[Stored dataset items]
— begin —

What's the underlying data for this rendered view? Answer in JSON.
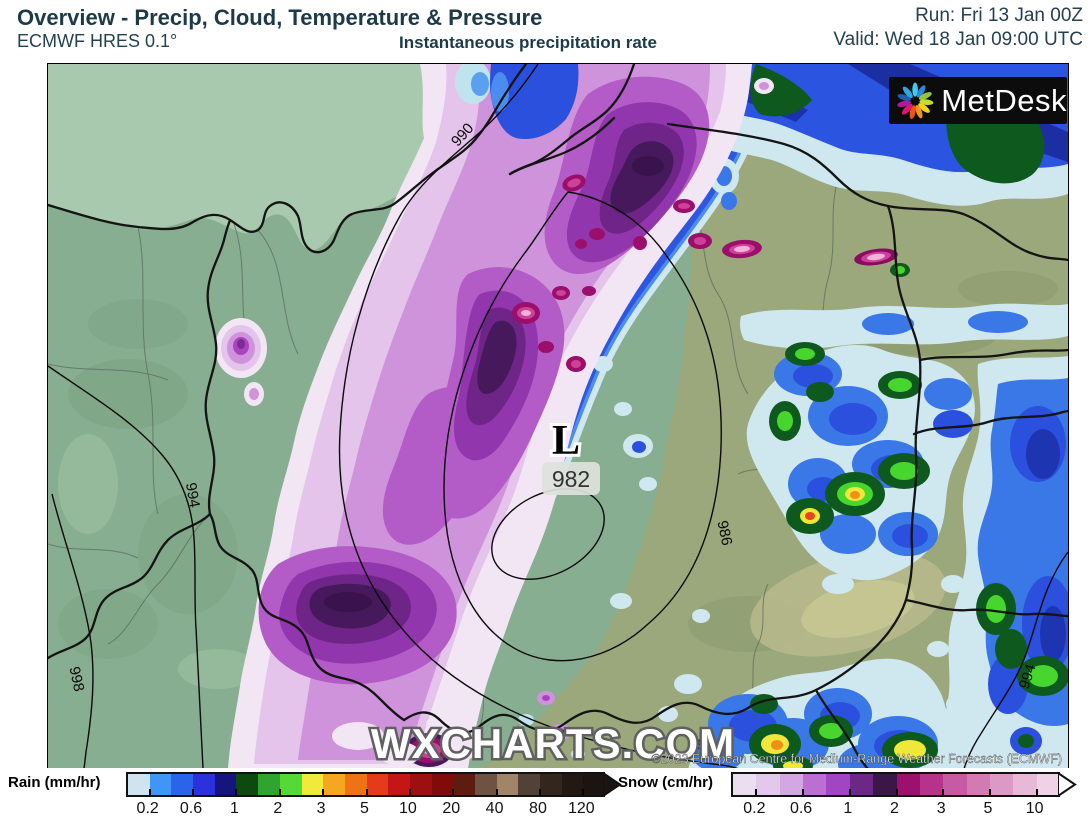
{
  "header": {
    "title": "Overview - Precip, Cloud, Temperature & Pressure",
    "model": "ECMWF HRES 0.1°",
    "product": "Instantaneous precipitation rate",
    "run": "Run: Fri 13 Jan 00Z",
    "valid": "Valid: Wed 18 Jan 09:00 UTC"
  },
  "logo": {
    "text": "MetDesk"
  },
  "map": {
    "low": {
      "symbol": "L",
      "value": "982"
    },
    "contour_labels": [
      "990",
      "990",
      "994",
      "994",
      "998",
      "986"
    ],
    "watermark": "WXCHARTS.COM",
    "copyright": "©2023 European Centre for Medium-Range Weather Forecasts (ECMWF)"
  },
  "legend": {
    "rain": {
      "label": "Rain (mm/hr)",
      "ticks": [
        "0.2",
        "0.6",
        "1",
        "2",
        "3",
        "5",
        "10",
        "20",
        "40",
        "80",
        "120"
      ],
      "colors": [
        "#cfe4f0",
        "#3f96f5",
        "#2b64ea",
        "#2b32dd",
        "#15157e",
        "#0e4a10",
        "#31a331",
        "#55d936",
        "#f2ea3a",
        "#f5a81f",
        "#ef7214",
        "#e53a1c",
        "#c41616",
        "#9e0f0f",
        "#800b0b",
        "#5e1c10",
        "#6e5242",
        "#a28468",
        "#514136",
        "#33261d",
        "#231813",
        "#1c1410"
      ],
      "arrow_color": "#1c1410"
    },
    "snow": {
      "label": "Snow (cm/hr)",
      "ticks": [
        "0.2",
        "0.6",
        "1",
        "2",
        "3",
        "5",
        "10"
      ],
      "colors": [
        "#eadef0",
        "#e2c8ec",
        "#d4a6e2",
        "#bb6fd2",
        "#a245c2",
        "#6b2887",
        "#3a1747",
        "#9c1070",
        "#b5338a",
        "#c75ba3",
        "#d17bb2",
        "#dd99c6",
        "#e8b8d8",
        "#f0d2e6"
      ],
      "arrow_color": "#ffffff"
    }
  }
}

— end —
— begin —

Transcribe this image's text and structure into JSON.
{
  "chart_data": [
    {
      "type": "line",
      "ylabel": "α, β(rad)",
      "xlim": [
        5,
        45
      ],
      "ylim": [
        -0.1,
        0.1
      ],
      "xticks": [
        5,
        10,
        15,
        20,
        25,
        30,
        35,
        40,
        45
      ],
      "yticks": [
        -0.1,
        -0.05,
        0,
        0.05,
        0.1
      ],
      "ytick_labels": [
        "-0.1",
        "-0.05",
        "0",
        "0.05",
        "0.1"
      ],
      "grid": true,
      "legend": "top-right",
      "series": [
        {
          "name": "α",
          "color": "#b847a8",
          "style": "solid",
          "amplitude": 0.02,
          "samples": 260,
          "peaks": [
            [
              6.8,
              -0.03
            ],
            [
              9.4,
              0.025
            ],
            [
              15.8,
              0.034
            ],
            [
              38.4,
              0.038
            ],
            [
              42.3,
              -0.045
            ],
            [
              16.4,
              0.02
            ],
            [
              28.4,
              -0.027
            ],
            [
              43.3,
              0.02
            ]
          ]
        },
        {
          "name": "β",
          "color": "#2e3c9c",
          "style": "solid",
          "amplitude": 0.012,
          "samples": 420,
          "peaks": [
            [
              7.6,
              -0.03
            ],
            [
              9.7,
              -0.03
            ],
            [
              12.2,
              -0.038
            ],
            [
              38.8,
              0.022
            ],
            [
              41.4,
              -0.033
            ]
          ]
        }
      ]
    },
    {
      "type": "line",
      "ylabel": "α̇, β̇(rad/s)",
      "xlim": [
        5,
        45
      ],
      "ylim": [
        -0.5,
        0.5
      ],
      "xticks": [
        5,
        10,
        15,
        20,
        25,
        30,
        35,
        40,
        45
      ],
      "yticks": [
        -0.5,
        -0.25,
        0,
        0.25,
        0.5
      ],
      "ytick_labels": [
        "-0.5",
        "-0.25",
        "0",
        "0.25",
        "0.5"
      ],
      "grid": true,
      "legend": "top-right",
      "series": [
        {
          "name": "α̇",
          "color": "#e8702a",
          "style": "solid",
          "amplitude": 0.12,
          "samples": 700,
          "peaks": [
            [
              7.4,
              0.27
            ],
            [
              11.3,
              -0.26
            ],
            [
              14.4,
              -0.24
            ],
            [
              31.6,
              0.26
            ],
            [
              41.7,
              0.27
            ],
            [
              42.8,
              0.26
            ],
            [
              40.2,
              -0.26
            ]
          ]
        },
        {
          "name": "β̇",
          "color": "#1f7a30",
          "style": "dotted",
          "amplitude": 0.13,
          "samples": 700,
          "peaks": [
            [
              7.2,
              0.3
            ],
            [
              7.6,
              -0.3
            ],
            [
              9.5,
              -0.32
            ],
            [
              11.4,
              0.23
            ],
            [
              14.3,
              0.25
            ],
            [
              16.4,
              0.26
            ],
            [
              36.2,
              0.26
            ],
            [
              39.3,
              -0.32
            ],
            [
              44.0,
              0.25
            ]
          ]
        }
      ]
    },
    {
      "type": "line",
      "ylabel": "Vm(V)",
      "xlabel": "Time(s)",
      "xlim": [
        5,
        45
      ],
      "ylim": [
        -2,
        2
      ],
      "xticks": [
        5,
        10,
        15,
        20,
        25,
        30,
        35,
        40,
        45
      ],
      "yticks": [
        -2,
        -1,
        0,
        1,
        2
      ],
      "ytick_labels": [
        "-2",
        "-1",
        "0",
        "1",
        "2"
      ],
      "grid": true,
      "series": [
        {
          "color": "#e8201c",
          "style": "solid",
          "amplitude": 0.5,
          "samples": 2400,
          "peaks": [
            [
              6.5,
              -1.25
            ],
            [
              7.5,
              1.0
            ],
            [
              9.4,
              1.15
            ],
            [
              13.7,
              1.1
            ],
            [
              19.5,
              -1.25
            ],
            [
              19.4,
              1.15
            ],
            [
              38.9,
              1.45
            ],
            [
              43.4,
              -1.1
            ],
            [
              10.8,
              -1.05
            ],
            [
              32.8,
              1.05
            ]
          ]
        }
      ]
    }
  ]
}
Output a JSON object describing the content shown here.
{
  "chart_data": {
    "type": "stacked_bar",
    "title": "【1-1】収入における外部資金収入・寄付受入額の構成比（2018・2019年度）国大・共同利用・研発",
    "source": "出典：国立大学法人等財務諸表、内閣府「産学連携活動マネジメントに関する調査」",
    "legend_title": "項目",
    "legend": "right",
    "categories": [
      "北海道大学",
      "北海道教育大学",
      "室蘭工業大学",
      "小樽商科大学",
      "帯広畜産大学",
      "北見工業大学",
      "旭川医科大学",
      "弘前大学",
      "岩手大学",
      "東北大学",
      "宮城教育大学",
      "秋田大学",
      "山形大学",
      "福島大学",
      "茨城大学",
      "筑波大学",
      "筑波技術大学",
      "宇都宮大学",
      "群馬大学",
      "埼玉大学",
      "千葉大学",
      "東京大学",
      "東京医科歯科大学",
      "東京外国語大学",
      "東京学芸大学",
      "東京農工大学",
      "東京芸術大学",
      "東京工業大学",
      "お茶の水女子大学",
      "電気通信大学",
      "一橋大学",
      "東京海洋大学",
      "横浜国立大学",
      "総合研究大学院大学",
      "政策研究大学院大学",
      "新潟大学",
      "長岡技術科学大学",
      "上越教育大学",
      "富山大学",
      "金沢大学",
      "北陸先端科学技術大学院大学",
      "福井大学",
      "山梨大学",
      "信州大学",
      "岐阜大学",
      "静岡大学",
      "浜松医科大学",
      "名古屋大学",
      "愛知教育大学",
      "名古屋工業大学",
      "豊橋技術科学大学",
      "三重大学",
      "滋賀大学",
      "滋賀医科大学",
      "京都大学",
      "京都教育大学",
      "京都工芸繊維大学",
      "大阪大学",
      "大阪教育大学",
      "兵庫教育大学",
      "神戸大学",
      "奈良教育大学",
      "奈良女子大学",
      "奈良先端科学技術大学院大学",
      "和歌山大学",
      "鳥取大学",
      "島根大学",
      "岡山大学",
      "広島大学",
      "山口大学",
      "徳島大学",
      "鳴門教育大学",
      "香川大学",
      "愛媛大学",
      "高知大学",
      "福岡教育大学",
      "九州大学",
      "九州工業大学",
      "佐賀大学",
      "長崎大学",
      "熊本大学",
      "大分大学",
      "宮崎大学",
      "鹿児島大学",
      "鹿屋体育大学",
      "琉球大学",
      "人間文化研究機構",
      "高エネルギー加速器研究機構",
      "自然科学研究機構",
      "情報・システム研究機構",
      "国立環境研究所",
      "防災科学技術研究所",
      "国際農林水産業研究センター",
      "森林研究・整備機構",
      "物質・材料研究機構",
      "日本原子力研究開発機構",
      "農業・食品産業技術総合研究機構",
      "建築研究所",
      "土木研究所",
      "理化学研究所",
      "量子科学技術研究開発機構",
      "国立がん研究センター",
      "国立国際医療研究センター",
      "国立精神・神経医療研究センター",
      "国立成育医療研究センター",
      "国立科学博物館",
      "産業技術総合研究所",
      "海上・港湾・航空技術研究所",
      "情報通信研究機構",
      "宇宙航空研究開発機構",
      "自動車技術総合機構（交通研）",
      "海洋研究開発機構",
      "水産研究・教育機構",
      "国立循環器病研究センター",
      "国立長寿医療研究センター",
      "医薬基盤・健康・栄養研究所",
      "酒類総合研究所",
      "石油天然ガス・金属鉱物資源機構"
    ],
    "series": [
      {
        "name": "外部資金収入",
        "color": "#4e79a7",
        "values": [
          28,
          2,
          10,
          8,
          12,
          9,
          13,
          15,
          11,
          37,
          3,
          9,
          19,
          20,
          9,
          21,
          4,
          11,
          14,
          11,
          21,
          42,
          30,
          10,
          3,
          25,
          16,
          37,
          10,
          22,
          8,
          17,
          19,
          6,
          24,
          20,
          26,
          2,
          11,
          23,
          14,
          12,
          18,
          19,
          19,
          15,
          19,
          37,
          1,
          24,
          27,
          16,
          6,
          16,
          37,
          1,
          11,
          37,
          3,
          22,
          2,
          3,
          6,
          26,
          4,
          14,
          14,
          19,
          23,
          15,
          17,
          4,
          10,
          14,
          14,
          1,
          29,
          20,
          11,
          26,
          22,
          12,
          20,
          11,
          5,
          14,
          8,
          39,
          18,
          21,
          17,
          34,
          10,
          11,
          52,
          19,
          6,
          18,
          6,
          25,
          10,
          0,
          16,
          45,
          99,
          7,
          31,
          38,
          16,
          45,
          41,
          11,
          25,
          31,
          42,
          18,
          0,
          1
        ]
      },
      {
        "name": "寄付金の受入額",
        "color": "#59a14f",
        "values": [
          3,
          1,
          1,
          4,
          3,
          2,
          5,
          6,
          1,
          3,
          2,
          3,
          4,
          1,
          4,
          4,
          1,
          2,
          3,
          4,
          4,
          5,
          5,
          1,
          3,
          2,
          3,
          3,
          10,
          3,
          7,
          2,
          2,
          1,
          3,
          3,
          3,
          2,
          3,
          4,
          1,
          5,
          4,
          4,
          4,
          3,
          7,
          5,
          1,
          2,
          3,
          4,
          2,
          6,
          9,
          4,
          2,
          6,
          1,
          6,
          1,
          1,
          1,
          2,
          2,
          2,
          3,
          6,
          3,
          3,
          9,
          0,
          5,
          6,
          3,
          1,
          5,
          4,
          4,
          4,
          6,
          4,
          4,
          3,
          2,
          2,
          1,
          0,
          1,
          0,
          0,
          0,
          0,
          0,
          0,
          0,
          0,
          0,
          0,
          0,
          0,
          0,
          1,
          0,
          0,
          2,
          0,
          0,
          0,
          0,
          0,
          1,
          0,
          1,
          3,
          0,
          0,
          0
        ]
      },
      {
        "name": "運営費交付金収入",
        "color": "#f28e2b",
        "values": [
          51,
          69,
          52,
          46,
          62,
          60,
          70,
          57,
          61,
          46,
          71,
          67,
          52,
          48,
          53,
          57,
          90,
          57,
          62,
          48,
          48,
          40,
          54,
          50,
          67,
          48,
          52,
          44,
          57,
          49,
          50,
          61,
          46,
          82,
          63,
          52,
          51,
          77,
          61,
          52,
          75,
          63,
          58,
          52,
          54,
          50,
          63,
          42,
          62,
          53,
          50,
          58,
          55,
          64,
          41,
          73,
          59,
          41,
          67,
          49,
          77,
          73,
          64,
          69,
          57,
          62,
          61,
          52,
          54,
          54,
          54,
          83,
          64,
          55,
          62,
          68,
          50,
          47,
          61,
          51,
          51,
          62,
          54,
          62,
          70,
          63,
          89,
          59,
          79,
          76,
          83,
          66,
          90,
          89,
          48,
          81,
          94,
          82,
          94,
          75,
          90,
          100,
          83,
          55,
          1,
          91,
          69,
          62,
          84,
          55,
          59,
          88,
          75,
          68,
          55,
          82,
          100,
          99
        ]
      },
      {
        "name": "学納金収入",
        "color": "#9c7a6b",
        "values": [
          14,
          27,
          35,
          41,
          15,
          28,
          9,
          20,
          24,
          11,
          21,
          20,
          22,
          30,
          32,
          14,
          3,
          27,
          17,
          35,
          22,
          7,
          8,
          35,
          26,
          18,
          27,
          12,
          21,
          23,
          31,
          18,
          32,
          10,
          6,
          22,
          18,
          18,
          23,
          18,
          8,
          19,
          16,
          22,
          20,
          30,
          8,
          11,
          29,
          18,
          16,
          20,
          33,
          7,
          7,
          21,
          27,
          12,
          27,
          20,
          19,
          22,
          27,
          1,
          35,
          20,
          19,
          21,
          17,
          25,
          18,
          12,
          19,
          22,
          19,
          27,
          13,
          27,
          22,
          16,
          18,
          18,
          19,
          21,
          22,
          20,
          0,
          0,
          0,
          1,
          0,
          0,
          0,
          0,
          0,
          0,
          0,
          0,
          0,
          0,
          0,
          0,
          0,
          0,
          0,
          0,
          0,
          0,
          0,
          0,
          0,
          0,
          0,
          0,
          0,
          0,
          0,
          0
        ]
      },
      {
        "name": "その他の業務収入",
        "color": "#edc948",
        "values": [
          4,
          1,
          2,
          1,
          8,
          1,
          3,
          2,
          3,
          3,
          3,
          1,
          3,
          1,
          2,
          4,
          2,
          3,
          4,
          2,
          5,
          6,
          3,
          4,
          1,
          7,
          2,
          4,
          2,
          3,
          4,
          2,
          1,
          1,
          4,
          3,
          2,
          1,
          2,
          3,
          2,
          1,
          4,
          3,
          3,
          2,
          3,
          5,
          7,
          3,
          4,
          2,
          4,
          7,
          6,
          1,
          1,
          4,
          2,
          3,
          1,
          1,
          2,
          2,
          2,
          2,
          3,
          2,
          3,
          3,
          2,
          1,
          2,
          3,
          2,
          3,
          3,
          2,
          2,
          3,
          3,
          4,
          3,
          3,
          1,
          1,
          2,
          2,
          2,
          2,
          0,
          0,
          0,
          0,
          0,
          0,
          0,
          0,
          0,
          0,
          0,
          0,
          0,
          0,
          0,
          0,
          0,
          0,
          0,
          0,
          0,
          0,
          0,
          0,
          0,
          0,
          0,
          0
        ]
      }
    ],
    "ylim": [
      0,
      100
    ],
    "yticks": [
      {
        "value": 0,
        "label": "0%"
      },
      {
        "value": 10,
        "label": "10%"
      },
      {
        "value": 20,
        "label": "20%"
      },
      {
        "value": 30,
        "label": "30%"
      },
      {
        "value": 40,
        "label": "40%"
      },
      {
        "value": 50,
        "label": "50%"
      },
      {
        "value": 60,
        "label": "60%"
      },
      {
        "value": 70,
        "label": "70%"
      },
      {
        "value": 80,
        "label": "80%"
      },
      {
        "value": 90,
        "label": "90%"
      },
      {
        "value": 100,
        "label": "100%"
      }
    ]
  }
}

— end —

§ WRITTEN REQUEST
Show every line from the entries above in which "ECMWF" appears.

§ ANSWER FOR THE TASK
    "model": "ECMWF HRES 0.1°",
    "copyright": "©2023 European Centre for Medium-Range Weather Forecasts (ECMWF)"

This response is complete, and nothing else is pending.